# RAW DATA

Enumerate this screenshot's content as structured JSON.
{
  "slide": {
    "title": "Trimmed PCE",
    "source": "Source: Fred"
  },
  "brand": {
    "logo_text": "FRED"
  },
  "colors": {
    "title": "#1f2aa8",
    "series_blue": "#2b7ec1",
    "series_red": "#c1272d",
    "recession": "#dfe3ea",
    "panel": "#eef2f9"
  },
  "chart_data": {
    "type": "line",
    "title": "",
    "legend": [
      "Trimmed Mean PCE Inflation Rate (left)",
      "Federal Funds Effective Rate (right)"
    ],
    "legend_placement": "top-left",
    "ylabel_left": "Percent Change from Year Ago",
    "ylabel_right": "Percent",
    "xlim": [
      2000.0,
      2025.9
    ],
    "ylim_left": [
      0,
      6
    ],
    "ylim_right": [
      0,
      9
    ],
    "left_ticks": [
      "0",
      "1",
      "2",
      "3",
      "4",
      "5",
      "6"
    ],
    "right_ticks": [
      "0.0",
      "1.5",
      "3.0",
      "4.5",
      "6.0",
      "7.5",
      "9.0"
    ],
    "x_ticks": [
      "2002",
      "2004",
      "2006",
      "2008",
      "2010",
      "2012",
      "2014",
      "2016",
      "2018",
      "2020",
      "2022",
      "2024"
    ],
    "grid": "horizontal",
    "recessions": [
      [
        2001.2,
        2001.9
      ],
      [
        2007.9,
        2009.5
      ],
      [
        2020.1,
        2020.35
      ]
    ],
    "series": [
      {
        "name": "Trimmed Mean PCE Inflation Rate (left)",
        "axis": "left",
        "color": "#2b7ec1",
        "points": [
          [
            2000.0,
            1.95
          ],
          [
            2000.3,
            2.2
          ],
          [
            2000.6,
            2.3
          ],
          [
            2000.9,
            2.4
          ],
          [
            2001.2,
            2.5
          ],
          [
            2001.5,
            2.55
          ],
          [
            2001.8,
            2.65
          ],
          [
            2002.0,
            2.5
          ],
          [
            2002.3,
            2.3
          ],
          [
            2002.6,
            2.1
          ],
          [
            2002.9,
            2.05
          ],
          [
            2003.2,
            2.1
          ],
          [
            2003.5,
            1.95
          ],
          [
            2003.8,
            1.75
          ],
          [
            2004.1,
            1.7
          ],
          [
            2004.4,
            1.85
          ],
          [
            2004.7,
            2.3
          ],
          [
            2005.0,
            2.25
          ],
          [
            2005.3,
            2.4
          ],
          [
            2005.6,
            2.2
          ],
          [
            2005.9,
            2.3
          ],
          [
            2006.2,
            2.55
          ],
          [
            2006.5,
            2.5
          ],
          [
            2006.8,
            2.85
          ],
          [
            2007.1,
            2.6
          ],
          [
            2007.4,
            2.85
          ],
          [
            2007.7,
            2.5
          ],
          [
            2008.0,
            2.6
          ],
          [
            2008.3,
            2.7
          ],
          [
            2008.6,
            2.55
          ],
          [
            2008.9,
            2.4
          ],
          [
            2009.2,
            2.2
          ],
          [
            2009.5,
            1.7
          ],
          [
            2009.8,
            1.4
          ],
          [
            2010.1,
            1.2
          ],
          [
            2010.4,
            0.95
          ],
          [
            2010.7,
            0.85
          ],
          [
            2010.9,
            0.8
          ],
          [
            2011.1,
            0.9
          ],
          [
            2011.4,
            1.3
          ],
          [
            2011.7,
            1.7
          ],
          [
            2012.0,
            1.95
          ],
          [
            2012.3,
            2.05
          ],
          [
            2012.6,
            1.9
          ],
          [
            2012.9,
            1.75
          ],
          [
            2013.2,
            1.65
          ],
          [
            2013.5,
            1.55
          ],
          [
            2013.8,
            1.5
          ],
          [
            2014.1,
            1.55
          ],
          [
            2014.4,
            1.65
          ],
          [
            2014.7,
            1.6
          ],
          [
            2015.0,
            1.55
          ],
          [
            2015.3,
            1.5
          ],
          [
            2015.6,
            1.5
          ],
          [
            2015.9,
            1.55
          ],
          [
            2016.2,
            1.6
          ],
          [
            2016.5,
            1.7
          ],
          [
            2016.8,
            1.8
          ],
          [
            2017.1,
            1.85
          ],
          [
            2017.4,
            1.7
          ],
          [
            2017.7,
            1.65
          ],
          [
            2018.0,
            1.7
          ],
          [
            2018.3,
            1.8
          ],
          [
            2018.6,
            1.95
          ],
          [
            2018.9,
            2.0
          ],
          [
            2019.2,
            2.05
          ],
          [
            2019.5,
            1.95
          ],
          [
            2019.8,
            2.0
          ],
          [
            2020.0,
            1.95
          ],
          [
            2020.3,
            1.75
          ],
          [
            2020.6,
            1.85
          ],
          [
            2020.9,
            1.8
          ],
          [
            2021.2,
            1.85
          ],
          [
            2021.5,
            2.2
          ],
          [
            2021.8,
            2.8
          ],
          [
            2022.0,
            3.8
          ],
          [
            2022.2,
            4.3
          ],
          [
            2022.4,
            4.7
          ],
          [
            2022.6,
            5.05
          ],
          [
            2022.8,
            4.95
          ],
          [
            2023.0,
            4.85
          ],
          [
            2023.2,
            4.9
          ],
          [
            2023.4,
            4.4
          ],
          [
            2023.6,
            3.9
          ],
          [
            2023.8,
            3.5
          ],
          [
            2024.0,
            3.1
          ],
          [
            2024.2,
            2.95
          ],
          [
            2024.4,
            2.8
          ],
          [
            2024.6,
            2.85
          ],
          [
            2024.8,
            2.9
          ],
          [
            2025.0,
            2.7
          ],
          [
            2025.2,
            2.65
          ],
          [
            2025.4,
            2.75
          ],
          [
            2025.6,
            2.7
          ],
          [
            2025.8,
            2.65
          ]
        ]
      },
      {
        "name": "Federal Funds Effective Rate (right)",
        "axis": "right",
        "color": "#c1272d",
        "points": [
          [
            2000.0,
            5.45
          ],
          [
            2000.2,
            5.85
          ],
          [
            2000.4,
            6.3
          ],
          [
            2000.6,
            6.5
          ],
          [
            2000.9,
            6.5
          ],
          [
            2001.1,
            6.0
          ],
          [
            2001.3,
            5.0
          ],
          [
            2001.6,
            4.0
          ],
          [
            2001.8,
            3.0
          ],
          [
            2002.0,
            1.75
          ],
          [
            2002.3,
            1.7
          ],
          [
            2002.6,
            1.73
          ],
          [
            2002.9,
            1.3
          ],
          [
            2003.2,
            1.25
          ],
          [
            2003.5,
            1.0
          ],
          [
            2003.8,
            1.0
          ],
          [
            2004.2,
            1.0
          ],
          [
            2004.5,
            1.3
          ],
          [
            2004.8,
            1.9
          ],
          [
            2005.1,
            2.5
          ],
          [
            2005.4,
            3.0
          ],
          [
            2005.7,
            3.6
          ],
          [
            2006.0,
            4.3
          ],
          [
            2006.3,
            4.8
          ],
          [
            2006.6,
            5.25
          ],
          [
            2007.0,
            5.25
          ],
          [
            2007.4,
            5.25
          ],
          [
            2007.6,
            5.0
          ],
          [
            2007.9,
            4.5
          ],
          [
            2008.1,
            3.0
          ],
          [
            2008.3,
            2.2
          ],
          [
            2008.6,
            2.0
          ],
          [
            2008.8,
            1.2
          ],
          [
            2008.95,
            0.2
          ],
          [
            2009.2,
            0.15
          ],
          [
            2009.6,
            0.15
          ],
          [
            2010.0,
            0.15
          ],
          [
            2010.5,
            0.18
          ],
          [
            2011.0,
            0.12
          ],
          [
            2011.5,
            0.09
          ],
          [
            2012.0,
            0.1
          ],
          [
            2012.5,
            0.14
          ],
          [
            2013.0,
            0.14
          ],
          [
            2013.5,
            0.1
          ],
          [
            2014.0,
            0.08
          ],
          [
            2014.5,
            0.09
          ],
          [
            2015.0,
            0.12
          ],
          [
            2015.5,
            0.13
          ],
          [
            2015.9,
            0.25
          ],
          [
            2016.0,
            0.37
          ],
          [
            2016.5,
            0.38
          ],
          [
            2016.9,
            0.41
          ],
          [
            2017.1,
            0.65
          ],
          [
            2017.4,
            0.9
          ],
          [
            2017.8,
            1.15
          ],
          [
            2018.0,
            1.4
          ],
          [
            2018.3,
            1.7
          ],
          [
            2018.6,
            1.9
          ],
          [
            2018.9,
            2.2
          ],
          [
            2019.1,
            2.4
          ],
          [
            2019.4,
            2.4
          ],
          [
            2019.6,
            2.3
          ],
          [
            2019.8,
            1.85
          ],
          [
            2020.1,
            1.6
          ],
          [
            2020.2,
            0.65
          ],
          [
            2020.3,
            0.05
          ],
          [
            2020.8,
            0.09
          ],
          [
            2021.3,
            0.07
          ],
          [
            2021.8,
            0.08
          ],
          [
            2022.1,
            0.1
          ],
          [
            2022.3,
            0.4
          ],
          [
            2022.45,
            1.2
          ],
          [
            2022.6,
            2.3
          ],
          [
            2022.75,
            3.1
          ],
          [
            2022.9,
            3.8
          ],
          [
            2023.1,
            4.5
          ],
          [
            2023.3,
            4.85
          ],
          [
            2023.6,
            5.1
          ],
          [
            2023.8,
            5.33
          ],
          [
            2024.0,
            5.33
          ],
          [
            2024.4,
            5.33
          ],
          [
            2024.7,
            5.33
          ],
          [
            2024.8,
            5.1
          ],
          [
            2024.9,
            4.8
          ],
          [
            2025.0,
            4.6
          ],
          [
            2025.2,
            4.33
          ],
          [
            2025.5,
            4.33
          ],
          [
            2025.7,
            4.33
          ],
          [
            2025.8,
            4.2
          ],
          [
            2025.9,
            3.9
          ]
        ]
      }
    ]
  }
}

# INSTRUCTIONS TO FOLLOW
Single out each line of the records above with the string "Inflation" in it, and copy it.

# WRITTEN RESPONSE
      "Trimmed Mean PCE Inflation Rate (left)",
        "name": "Trimmed Mean PCE Inflation Rate (left)",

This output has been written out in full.